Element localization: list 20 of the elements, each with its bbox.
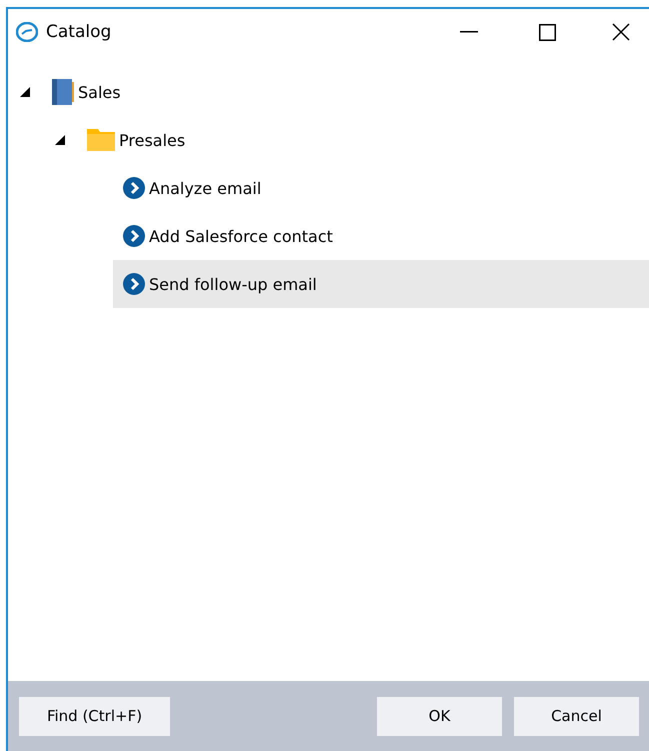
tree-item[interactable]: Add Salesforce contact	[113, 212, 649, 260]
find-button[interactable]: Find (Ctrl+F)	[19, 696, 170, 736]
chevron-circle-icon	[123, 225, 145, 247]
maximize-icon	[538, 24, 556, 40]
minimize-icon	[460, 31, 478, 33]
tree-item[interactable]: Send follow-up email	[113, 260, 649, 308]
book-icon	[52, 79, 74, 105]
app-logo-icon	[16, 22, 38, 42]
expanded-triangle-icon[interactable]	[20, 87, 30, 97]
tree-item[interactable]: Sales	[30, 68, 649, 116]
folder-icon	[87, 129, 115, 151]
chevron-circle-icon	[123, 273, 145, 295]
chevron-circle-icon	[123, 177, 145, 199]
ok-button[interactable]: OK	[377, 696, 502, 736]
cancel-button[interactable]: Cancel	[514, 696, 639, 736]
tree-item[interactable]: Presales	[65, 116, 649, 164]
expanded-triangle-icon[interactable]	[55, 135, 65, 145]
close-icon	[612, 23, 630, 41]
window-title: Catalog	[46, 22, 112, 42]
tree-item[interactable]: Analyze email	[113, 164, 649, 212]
┄┄┄┄┄┄
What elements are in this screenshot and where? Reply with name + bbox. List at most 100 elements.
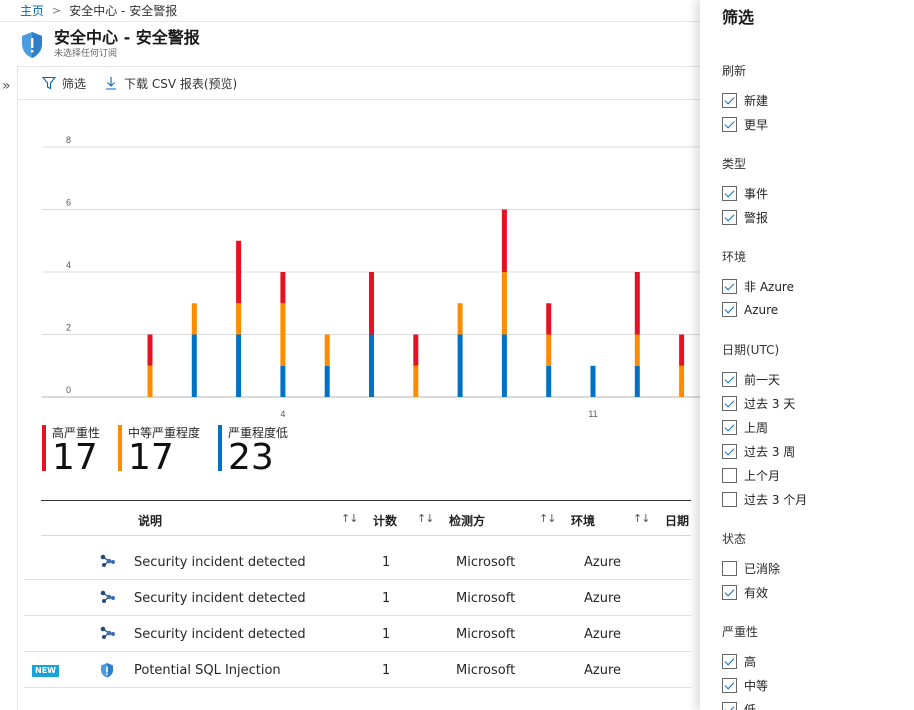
┄┄┄┄┄┄
§ Work to do
Arrange the material from the line with "Element localization: list" up to and including the line with "22, 112, 42]" as a two-column CSV with columns named instruction and response, one row per item, putting each item's text and its answer in one quoted field with line breaks turned into spaces. Leave the pictures out.

§ Task answer
instruction,response
"Element localization: list 20 of the elements, each with its bbox.","tree-item[interactable]: Add Salesforce contact	[113, 212, 649, 260] find-button[interactable]: Find (Ctrl+F)	[19, 696, 170, 736] chevron-circle-icon	[123, 225, 145, 247] maximize-icon	[538, 24, 556, 40] minimize-icon	[460, 31, 478, 33] tree-item[interactable]: Send follow-up email	[113, 260, 649, 308] book-icon	[52, 79, 74, 105] app-logo-icon	[16, 22, 38, 42] expanded-triangle-icon[interactable]	[20, 87, 30, 97] tree-item[interactable]: Sales	[30, 68, 649, 116] folder-icon	[87, 129, 115, 151] chevron-circle-icon	[123, 273, 145, 295] chevron-circle-icon	[123, 177, 145, 199] ok-button[interactable]: OK	[377, 696, 502, 736] cancel-button[interactable]: Cancel	[514, 696, 639, 736] tree-item[interactable]: Presales	[65, 116, 649, 164] expanded-triangle-icon[interactable]	[55, 135, 65, 145] close-icon	[612, 23, 630, 41] window-title: Catalog	[46, 22, 112, 42]"